Task brief:
Write out all of the entries exactly, please.

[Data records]

══════

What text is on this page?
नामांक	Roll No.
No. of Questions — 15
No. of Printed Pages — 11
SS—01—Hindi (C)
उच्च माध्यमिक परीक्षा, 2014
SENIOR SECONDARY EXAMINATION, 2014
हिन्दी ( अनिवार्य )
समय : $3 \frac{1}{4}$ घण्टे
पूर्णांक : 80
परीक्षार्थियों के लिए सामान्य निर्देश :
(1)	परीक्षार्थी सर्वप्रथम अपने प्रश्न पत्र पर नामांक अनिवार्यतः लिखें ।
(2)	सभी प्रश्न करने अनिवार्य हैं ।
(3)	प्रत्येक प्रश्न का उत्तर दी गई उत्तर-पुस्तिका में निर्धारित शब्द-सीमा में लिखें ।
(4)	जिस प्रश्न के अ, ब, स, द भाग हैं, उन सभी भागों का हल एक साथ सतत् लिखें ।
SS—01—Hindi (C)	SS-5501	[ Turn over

══════

The solution:
What text is on this page?
नामांक	Roll No.
No. of Questions — 15
No. of Printed Pages — 11
SS—01—Hindi (C)
उच्च माध्यमिक परीक्षा, 2014
SENIOR SECONDARY EXAMINATION, 2014
हिन्दी ( अनिवार्य )
समय : $3 \frac{1}{4}$ घण्टे
पूर्णांक : 80
परीक्षार्थियों के लिए सामान्य निर्देश :
(1)	परीक्षार्थी सर्वप्रथम अपने प्रश्न पत्र पर नामांक अनिवार्यतः लिखें ।
(2)	सभी प्रश्न करने अनिवार्य हैं ।
(3)	प्रत्येक प्रश्न का उत्तर दी गई उत्तर-पुस्तिका में निर्धारित शब्द-सीमा में लिखें ।
(4)	जिस प्रश्न के अ, ब, स, द भाग हैं, उन सभी भागों का हल एक साथ सतत् लिखें ।
SS—01—Hindi (C)	SS-5501	[ Turn over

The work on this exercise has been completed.